DATASET ROWS —

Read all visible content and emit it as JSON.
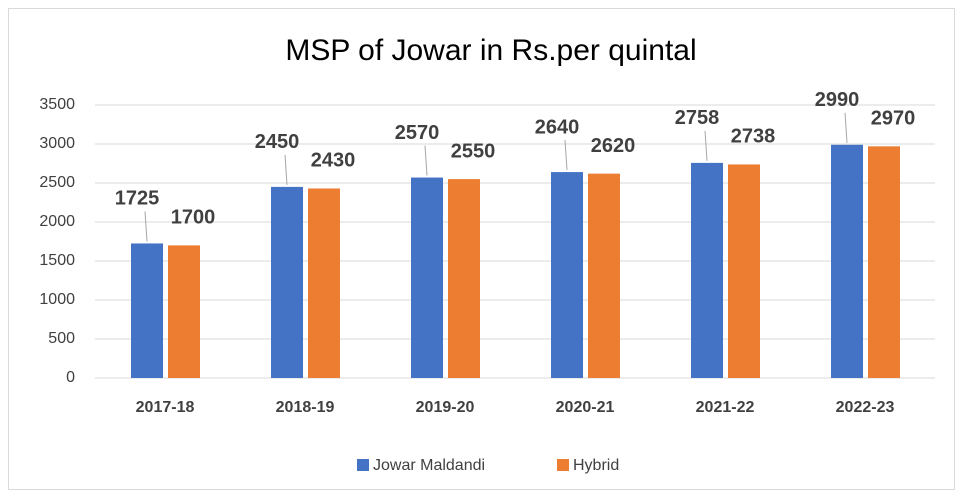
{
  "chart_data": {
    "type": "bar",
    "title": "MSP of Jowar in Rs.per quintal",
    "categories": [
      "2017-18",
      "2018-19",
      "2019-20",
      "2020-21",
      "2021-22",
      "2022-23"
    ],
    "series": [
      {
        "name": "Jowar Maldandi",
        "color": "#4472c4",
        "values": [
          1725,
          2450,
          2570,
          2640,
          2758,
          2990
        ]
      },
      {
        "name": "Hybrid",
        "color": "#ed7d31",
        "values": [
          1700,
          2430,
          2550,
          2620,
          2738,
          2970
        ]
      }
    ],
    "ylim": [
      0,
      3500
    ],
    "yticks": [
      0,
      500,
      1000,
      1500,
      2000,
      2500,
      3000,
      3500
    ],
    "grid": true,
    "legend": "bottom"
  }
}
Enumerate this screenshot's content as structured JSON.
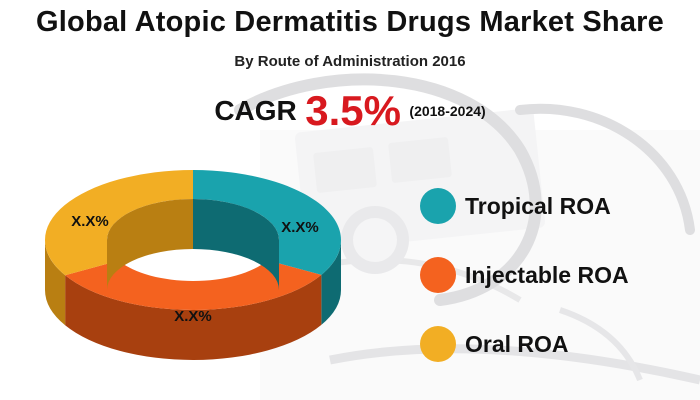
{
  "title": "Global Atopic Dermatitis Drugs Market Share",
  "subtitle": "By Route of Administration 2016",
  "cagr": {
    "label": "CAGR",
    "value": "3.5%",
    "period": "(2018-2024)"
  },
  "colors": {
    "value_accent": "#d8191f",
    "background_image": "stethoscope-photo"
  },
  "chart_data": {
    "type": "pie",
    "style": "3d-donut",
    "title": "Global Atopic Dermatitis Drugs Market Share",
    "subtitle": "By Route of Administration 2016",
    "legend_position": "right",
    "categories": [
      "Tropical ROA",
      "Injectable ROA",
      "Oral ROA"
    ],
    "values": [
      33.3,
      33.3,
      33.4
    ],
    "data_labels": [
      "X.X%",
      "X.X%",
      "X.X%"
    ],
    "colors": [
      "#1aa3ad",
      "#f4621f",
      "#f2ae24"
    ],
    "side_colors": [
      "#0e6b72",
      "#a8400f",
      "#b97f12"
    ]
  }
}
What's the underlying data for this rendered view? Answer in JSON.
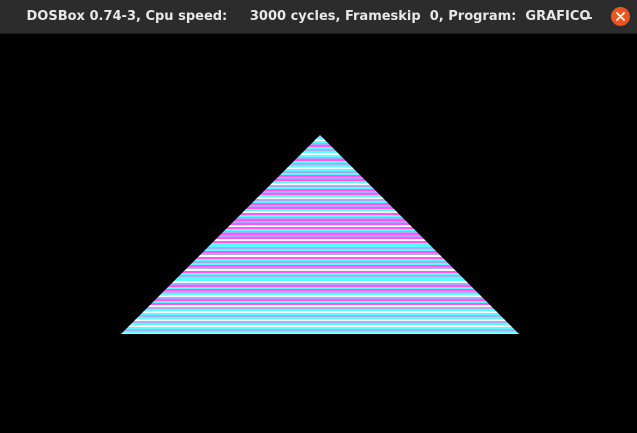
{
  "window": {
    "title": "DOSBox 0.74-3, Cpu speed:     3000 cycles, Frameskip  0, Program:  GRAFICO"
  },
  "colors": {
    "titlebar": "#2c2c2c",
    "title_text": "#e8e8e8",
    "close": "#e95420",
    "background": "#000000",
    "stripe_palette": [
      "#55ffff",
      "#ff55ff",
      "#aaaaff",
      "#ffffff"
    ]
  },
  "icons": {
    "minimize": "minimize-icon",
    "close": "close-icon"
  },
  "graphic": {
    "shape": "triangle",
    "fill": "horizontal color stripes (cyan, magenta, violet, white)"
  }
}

YOUR TASK — Say how many lines in the records above hold "Dermatitis", and give no other text.

TASK ANSWER — 2